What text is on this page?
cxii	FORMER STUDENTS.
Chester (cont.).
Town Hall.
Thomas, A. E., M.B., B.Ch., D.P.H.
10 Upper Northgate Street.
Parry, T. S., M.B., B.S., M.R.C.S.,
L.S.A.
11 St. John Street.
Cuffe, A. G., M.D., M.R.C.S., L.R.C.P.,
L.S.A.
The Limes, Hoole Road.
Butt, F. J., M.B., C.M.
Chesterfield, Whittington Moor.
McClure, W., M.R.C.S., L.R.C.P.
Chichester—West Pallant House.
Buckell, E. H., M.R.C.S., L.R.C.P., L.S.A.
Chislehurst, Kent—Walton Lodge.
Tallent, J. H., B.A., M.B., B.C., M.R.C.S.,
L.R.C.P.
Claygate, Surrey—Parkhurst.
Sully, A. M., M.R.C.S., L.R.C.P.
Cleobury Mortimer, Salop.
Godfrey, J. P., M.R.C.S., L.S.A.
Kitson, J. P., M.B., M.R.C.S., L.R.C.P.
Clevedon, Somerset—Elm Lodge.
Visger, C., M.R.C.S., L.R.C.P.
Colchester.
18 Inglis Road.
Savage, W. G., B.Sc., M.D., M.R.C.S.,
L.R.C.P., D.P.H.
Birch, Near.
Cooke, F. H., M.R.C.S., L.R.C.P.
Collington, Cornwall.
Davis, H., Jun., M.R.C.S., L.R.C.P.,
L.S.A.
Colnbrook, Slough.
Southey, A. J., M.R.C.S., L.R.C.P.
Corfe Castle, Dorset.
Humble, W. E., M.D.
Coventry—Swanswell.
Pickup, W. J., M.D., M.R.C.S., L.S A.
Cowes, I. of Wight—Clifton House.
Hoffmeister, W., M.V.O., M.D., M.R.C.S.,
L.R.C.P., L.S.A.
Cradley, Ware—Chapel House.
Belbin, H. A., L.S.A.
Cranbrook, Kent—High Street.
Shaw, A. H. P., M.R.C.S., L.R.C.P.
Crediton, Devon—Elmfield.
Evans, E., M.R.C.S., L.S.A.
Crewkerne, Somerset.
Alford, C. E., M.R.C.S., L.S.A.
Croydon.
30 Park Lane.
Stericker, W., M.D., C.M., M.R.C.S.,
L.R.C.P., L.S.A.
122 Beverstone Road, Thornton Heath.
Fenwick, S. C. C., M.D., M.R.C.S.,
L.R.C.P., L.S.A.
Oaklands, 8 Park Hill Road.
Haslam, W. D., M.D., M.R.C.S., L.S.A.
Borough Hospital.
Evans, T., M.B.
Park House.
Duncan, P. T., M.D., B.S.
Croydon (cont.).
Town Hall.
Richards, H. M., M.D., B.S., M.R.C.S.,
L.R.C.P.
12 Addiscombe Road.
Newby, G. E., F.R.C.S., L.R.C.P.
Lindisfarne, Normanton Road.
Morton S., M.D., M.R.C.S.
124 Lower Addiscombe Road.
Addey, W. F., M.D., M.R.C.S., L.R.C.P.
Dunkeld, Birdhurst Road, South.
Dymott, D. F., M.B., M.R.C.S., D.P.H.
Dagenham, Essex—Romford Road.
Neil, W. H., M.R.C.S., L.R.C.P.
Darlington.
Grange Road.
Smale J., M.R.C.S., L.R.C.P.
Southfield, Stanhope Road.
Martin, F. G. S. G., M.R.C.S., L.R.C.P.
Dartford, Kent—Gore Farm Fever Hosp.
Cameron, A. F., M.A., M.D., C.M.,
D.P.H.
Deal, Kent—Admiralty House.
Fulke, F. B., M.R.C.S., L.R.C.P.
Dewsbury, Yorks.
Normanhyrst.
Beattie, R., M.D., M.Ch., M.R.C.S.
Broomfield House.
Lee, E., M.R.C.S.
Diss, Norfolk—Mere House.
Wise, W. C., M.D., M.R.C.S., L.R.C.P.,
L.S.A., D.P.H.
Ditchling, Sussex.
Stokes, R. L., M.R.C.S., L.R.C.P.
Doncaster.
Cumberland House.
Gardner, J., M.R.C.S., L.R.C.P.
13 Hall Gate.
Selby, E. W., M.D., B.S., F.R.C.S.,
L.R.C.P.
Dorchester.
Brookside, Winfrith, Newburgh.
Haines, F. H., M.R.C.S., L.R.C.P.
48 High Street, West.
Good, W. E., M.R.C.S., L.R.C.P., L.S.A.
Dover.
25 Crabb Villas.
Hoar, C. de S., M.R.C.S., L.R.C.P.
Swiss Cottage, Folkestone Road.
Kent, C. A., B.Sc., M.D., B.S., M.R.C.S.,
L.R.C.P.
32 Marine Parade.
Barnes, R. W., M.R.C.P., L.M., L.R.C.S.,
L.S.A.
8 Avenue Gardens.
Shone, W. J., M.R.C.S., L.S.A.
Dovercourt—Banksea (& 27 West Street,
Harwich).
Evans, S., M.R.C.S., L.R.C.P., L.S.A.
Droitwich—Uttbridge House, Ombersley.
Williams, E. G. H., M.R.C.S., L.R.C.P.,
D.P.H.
● ● ● ●
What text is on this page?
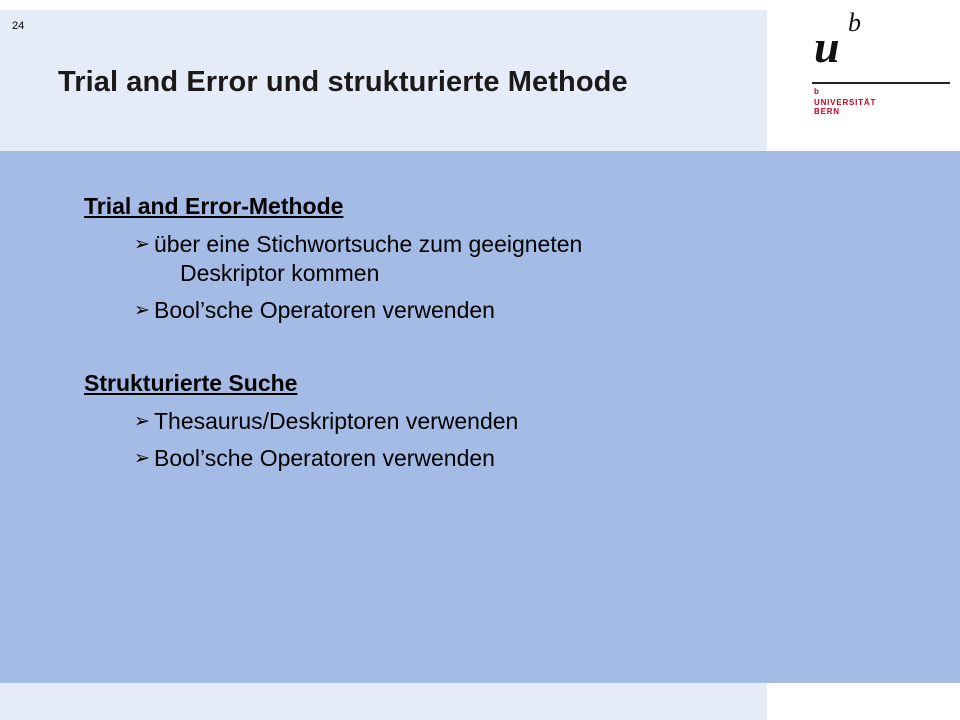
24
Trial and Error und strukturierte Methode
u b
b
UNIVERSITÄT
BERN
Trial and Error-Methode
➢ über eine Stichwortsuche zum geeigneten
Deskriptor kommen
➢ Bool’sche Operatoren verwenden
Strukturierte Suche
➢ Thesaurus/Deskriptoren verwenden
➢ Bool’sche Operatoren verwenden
● ● ● ●
# Exercise description
Copy every line in the listing above where the string "Addiscombe" turns up.

# Reply
12 Addiscombe Road.
124 Lower Addiscombe Road.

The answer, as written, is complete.